start DATASET

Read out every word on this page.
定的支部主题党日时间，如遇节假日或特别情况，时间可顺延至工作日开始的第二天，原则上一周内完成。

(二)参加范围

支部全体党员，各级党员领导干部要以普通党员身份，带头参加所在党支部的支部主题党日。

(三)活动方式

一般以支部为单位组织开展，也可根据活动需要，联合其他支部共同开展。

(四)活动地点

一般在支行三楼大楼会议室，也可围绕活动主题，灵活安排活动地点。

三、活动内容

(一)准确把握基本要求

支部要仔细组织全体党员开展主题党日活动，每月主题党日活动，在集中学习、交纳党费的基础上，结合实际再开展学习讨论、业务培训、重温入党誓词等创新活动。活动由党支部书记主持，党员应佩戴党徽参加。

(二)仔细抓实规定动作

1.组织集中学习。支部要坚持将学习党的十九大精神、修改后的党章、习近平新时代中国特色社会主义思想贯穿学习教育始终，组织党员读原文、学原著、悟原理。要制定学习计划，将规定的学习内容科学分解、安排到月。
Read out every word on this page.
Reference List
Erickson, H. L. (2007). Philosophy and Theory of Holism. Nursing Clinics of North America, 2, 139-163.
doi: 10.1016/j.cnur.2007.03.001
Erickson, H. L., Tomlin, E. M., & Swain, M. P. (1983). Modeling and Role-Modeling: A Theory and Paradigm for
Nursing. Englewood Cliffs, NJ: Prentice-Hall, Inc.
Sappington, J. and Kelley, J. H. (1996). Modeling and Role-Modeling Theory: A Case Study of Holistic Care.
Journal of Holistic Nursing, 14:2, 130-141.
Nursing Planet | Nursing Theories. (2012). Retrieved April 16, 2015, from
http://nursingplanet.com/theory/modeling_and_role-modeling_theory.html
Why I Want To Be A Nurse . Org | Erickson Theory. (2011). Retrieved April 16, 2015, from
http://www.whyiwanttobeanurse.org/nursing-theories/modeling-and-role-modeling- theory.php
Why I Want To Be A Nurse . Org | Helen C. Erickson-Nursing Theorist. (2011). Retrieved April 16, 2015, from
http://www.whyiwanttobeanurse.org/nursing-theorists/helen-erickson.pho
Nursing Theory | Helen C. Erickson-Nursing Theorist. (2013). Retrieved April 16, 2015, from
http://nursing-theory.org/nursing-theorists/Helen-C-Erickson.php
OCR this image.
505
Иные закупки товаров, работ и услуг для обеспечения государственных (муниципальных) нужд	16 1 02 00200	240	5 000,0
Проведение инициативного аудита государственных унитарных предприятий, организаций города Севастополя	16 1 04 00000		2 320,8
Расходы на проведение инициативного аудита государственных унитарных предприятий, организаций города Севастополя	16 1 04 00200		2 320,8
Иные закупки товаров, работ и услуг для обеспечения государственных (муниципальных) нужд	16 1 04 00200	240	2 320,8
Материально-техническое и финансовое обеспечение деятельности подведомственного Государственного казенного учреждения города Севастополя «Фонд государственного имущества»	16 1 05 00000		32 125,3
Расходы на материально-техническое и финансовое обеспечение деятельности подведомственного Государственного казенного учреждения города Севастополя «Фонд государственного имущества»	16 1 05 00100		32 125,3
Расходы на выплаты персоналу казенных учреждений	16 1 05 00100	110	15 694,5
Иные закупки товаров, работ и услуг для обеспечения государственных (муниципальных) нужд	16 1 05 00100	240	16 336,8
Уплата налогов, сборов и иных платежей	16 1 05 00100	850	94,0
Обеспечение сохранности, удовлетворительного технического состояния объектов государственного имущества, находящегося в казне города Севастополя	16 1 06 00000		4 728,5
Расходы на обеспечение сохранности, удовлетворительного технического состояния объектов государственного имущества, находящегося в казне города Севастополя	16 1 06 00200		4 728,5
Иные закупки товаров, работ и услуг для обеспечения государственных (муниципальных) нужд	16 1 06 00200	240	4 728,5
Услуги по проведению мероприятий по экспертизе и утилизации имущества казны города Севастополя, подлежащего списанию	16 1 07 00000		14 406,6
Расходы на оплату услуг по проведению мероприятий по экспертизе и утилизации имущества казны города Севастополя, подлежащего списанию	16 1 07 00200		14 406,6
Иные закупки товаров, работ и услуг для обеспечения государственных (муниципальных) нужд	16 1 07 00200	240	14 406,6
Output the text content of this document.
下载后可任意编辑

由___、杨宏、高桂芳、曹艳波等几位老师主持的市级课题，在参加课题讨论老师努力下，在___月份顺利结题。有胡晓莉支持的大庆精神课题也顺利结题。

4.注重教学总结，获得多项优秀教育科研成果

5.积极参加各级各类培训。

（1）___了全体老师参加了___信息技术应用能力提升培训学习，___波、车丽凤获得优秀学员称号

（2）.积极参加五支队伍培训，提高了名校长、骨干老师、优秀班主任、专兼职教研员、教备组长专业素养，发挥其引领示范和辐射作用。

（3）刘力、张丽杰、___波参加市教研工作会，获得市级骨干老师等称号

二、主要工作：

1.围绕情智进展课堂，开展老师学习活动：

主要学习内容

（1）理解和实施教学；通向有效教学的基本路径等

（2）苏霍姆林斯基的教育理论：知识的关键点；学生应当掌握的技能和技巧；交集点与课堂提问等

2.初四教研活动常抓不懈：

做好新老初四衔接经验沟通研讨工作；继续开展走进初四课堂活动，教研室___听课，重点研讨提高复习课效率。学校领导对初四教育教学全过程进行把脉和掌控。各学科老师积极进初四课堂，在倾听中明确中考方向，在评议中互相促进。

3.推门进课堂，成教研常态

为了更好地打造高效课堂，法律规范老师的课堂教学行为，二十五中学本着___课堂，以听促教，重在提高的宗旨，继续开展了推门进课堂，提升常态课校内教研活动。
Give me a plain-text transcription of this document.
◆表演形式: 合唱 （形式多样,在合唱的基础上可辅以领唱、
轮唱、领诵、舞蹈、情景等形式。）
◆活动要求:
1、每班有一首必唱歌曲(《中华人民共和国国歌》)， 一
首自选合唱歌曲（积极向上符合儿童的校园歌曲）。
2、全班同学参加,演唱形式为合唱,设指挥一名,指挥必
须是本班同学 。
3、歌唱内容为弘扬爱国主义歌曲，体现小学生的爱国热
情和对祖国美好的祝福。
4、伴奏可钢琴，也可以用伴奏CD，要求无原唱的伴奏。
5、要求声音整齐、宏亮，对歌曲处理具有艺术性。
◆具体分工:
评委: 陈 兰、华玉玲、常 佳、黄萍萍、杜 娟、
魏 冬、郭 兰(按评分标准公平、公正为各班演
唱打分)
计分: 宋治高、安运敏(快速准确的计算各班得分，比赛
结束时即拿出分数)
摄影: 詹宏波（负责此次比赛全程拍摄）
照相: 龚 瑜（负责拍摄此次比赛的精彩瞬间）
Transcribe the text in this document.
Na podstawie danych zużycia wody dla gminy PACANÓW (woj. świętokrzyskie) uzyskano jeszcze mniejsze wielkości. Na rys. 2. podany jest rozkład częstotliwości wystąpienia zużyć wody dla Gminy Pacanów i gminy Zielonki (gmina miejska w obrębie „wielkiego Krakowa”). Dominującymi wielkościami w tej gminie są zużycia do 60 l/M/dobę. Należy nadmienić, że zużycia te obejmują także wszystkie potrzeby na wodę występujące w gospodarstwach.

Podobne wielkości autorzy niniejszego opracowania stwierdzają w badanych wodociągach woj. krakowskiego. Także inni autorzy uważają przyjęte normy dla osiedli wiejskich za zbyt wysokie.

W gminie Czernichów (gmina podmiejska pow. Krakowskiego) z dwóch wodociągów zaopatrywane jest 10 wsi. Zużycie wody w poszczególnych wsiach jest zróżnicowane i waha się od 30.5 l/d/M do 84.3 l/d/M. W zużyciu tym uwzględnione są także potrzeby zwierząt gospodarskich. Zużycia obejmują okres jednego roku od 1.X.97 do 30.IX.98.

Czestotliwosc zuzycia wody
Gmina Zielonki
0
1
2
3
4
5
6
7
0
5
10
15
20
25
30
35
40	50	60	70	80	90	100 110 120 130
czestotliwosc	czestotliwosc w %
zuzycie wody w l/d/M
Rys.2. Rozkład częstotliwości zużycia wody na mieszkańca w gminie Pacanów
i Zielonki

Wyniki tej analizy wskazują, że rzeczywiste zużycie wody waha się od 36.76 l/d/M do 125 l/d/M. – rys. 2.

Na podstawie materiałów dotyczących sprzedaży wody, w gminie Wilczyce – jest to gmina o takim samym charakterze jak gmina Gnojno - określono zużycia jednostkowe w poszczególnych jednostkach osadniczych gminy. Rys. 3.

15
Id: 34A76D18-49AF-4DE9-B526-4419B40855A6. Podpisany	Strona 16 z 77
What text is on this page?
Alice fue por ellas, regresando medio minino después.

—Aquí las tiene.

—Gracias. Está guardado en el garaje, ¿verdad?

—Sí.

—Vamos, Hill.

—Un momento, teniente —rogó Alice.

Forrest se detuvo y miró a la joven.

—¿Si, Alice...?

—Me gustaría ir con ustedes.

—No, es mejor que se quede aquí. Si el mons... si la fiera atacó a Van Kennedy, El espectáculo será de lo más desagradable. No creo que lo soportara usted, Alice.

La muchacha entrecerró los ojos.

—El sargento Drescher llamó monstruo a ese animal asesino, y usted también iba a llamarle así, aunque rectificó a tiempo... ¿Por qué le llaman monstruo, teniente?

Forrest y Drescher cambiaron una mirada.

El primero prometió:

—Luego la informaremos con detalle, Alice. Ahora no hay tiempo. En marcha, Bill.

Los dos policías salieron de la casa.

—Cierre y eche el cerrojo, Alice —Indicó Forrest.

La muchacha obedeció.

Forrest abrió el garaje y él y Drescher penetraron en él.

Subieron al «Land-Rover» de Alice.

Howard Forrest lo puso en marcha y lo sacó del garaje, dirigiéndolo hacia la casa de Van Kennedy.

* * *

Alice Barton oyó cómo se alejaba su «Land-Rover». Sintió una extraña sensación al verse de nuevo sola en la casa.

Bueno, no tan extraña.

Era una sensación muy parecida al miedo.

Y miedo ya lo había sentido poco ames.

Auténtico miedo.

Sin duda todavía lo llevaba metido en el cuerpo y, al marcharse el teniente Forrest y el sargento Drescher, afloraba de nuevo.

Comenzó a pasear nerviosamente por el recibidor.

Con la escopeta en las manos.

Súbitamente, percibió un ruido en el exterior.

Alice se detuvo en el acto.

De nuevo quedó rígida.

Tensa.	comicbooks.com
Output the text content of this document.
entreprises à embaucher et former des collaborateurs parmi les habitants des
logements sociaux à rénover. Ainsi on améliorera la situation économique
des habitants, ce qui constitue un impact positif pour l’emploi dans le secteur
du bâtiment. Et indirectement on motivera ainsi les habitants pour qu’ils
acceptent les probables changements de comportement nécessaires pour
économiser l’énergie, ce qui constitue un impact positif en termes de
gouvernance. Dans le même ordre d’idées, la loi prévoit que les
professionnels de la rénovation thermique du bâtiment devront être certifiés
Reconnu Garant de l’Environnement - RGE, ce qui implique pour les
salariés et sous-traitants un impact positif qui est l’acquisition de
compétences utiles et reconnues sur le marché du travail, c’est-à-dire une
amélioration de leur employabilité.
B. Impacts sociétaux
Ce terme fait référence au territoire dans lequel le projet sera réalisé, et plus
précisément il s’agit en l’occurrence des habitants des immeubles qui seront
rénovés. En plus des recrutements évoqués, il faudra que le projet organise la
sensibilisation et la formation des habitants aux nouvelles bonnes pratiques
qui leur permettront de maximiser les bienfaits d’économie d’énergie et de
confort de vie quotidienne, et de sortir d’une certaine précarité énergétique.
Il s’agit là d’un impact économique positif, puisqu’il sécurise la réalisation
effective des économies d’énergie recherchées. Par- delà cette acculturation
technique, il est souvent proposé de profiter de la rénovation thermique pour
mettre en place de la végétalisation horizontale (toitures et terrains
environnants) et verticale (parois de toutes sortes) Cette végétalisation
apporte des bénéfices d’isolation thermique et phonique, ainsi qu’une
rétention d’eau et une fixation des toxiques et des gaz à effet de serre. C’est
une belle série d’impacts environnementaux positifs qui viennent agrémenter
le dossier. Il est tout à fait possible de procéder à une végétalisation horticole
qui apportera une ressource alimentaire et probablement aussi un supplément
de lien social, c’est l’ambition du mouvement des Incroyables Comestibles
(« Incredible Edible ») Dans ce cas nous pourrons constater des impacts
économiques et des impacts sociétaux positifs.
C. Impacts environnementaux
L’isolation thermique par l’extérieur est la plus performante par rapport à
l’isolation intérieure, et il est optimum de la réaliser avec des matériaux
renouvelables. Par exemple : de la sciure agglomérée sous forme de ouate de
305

end DATASET

**WHAT NEEDS TO BE DONE**:
Extract every line containing the string "casa" from the data above.

**THE OUTPUT**:
Los dos policías salieron de la casa.
Howard Forrest lo puso en marcha y lo sacó del garaje, dirigiéndolo hacia la casa de Van Kennedy.
Alice Barton oyó cómo se alejaba su «Land-Rover». Sintió una extraña sensación al verse de nuevo sola en la casa.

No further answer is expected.